◆ **Supplied records**:
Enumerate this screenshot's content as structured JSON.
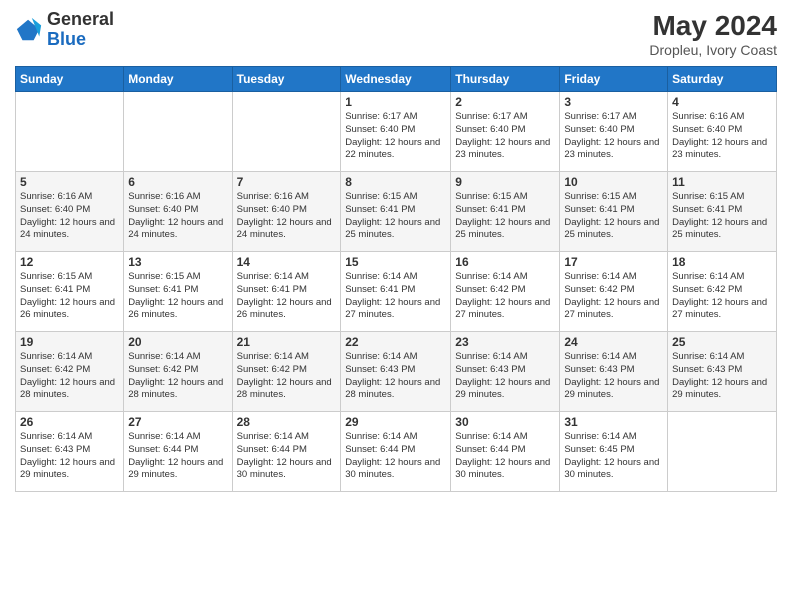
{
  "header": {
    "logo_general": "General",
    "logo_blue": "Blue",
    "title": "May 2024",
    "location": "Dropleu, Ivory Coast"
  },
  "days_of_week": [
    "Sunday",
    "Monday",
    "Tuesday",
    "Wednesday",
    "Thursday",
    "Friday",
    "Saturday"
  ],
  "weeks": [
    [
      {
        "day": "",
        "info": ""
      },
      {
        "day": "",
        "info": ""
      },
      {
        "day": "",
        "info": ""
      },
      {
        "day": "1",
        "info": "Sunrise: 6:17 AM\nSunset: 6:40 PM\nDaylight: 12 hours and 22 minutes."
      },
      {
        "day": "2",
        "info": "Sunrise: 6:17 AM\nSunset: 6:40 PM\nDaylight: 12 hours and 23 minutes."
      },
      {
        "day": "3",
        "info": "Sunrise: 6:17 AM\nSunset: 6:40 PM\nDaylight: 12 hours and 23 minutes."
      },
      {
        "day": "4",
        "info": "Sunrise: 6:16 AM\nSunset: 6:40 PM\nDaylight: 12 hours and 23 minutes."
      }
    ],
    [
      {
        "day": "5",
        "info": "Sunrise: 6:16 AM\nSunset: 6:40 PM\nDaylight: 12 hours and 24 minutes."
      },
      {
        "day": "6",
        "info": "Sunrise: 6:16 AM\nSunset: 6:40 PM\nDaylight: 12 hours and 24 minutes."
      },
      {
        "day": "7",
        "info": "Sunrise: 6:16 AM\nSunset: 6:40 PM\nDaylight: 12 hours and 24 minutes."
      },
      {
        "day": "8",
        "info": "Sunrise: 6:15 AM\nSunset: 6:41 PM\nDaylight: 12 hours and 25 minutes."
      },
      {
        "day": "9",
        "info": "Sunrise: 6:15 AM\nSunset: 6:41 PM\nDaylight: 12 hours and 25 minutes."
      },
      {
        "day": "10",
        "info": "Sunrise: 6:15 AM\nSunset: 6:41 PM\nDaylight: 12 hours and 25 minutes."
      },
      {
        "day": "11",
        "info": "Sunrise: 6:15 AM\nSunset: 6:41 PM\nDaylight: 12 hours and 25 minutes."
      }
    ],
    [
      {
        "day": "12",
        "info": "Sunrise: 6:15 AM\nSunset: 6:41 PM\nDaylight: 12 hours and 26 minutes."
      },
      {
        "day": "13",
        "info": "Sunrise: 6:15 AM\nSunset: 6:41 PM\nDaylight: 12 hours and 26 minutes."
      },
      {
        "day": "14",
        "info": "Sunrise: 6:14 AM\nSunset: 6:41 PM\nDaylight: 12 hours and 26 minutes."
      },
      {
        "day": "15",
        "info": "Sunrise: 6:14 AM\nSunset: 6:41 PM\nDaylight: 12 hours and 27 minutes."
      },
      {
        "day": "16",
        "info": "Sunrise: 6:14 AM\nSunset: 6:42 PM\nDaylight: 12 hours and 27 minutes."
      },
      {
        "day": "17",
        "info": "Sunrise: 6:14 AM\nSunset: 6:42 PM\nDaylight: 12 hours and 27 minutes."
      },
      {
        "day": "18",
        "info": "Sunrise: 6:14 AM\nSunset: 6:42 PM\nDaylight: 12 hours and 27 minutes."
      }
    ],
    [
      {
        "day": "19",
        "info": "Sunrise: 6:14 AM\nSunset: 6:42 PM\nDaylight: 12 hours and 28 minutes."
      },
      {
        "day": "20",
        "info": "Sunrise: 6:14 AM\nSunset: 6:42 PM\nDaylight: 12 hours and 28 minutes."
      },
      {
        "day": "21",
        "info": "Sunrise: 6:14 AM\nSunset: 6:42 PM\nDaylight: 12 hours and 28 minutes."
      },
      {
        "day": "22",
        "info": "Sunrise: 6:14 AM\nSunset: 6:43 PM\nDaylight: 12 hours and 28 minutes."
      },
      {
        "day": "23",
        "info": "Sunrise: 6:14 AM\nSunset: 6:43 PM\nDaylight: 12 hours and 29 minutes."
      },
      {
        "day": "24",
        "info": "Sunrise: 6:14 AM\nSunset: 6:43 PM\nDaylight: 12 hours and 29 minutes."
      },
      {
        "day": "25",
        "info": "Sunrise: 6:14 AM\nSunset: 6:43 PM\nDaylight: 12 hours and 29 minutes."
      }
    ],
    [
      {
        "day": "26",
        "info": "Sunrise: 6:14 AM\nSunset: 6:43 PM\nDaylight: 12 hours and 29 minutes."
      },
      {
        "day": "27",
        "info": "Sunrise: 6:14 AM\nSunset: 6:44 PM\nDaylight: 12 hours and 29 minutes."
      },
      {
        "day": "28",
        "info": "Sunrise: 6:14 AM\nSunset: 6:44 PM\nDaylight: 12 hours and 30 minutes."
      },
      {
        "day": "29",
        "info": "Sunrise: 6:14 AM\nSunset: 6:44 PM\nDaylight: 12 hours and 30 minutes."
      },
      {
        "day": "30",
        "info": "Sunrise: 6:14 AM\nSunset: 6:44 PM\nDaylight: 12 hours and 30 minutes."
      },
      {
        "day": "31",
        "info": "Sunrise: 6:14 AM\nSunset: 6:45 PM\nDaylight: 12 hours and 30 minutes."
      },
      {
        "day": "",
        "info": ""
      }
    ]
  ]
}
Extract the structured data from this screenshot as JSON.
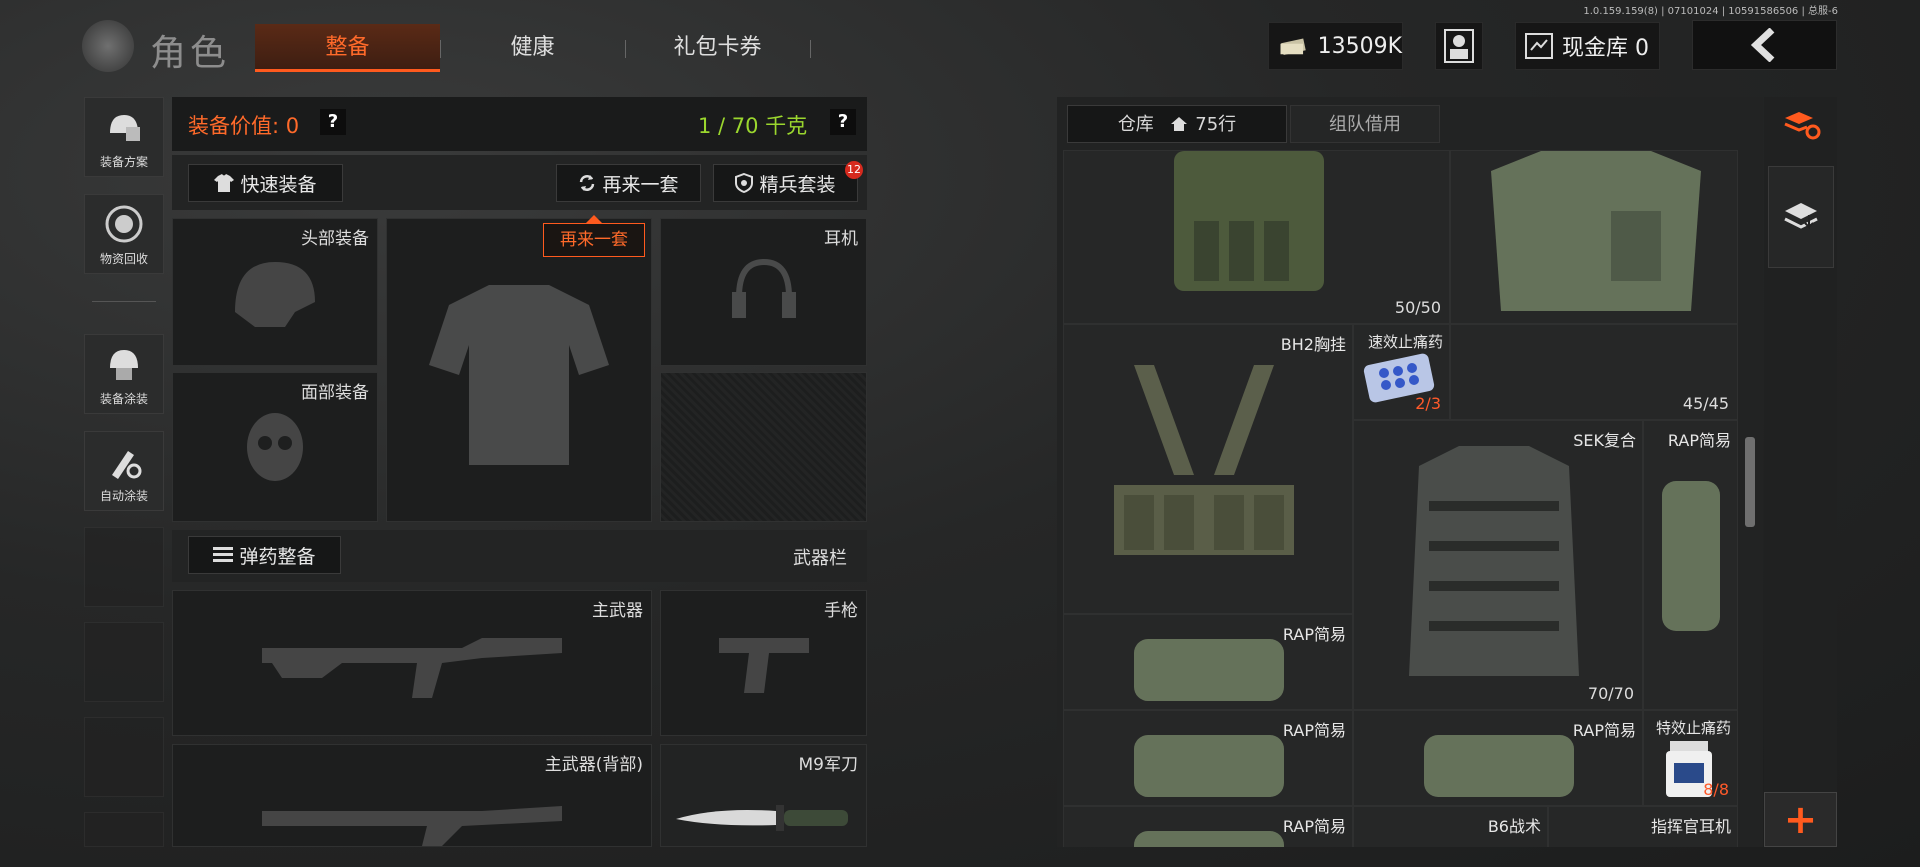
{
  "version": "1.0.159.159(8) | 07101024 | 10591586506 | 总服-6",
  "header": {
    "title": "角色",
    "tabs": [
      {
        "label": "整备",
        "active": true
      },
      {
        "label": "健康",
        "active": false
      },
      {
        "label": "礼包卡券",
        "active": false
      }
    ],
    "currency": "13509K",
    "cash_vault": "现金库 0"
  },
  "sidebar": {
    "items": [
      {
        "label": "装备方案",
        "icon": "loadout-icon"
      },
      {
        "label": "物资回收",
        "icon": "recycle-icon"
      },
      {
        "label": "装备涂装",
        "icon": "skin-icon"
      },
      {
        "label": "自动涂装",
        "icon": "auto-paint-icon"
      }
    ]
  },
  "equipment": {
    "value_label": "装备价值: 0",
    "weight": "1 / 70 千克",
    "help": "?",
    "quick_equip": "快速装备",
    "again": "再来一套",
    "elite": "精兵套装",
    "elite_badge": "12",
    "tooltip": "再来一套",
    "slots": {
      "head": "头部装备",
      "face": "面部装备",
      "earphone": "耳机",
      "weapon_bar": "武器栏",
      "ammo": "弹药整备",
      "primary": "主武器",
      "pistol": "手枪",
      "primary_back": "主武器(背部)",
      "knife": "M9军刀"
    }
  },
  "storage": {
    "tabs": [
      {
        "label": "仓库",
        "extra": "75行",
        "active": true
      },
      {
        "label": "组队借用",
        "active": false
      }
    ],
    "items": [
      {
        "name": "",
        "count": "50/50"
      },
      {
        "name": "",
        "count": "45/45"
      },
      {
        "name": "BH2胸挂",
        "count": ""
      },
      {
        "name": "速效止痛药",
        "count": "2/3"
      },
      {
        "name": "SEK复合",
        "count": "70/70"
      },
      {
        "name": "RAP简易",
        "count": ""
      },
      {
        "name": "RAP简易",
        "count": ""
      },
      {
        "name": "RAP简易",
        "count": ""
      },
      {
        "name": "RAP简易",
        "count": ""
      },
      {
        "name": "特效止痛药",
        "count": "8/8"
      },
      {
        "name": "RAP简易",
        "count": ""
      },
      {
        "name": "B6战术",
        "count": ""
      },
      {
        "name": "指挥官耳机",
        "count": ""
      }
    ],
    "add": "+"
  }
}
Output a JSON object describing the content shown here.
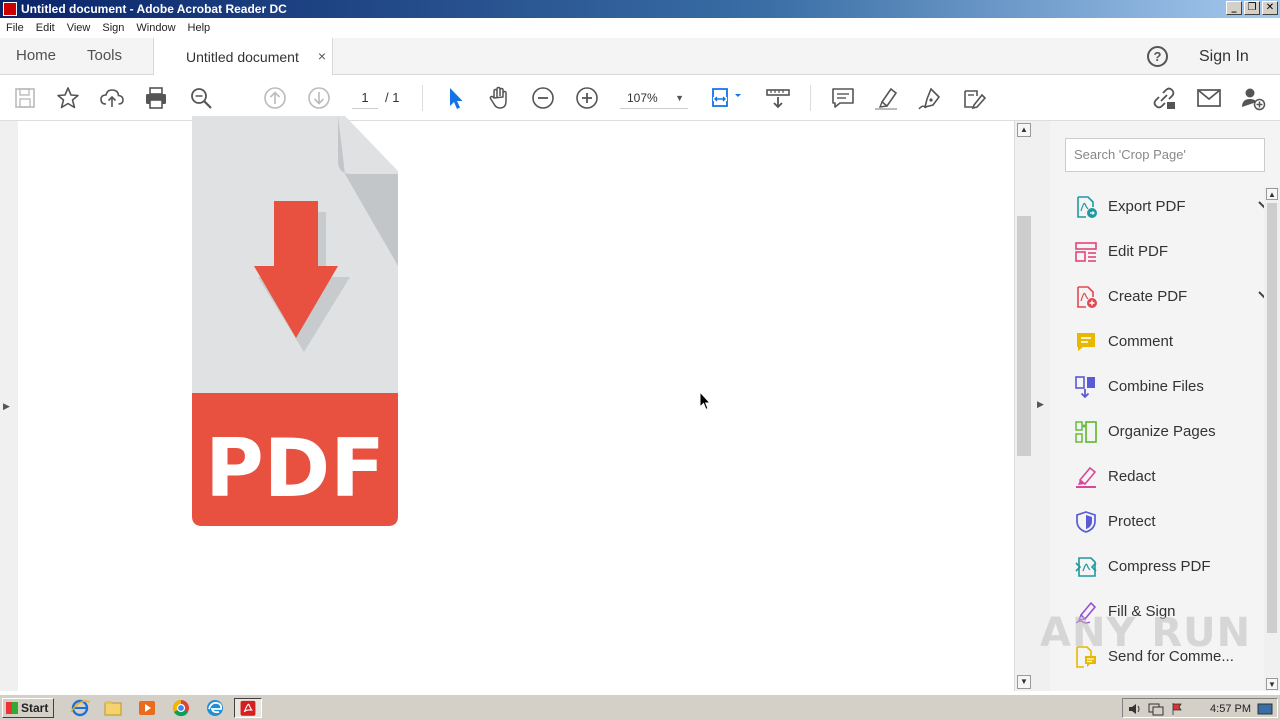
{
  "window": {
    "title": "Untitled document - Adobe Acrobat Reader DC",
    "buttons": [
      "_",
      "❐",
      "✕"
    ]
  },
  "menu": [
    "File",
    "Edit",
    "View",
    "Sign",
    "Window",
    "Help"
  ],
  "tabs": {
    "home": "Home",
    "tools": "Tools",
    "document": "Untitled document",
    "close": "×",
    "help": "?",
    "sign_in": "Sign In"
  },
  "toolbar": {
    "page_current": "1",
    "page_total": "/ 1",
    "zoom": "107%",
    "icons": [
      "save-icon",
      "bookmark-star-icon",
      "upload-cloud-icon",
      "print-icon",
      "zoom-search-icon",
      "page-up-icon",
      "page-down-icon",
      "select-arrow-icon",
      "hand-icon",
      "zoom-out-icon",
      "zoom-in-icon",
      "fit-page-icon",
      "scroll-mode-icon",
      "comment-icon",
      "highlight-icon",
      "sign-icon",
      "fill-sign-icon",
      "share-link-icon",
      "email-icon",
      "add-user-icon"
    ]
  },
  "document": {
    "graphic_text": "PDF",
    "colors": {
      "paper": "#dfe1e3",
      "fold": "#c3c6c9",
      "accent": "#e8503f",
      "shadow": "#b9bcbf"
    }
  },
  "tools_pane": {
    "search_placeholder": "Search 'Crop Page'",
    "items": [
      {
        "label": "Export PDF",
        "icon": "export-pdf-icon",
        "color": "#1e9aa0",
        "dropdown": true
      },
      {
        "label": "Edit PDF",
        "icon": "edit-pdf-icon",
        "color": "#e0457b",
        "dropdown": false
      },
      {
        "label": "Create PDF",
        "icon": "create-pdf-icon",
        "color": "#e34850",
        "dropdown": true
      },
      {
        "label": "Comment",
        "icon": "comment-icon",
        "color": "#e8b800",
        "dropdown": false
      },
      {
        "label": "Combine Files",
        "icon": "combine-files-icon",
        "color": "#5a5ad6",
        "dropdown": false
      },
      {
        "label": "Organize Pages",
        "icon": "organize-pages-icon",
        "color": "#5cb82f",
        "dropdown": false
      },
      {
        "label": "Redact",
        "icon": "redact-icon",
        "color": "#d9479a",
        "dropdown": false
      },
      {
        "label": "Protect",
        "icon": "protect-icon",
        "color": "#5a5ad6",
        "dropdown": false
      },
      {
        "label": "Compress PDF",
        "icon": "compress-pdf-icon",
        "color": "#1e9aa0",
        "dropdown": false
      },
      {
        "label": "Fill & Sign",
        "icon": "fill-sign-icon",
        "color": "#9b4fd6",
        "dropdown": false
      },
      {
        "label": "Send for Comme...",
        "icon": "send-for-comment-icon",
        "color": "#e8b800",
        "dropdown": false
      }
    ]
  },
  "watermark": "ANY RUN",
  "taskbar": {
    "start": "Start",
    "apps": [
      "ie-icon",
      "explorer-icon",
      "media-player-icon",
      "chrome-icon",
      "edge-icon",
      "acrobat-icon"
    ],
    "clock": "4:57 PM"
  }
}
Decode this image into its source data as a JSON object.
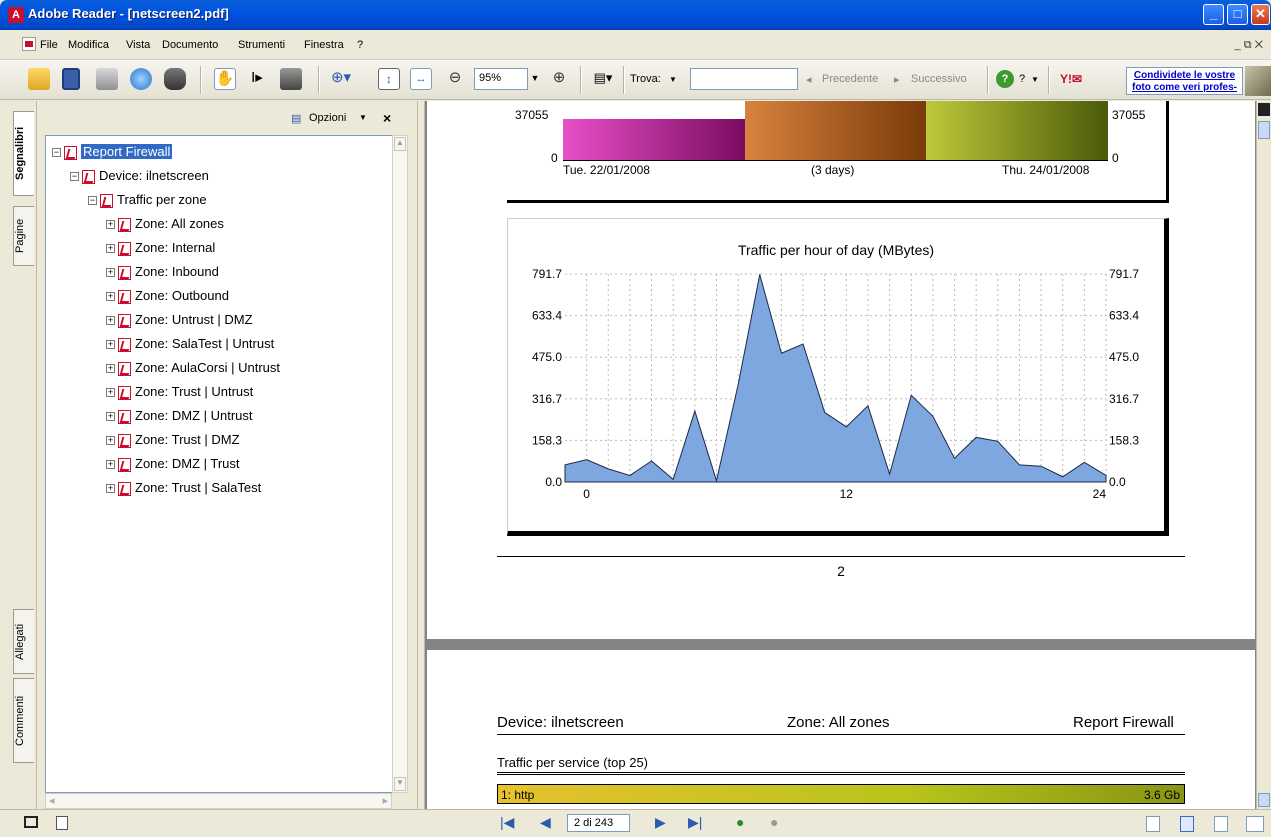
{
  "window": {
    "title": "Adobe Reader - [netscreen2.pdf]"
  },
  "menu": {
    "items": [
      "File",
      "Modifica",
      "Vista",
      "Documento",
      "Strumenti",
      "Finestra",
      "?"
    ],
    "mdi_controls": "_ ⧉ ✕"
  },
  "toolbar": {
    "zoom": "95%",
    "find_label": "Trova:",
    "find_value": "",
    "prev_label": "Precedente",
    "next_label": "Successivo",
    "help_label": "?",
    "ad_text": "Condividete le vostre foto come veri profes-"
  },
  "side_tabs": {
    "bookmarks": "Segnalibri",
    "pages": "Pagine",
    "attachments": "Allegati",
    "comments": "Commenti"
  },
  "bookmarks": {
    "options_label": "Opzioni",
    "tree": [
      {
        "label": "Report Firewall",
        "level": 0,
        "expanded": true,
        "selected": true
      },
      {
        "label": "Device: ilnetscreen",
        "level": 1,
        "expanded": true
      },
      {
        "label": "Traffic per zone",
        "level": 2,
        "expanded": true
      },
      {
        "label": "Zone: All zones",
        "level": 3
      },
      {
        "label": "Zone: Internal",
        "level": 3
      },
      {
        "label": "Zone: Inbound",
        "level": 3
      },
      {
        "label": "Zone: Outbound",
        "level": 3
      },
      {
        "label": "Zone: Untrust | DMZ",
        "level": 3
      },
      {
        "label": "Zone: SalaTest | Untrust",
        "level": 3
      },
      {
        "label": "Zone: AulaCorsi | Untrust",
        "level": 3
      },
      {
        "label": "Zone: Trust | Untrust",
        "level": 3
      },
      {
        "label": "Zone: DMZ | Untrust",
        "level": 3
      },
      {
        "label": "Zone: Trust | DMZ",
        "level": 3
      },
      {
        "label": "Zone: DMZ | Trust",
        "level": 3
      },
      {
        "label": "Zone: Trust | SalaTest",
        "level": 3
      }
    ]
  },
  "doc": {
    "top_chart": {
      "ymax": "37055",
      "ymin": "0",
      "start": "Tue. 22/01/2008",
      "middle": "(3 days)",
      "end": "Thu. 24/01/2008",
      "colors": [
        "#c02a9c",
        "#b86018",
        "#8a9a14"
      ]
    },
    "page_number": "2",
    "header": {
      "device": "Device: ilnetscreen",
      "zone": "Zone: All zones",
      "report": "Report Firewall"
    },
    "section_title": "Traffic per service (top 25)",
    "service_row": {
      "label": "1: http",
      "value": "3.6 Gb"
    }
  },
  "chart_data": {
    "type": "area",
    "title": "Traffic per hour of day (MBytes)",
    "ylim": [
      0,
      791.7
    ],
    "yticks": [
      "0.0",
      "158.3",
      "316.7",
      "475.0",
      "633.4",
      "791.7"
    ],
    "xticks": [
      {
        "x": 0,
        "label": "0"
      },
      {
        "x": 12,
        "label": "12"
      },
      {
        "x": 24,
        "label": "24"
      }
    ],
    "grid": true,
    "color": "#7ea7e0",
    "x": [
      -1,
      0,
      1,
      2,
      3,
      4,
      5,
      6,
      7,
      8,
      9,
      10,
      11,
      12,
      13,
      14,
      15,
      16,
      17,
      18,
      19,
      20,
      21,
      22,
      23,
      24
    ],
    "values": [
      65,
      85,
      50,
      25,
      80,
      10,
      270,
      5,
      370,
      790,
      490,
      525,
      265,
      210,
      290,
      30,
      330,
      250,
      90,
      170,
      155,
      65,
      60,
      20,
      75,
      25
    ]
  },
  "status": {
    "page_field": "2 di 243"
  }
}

◆ **Work to be completed**: Wherever the word "JSON" occurs in a line of the listing, copy that line.

◆ **Expected output**:
Enumerate this screenshot's content as structured JSON.
Extract the structured data from this screenshot as JSON.
Output a JSON object describing the content shown here.
Decode this image into its source data as a JSON object.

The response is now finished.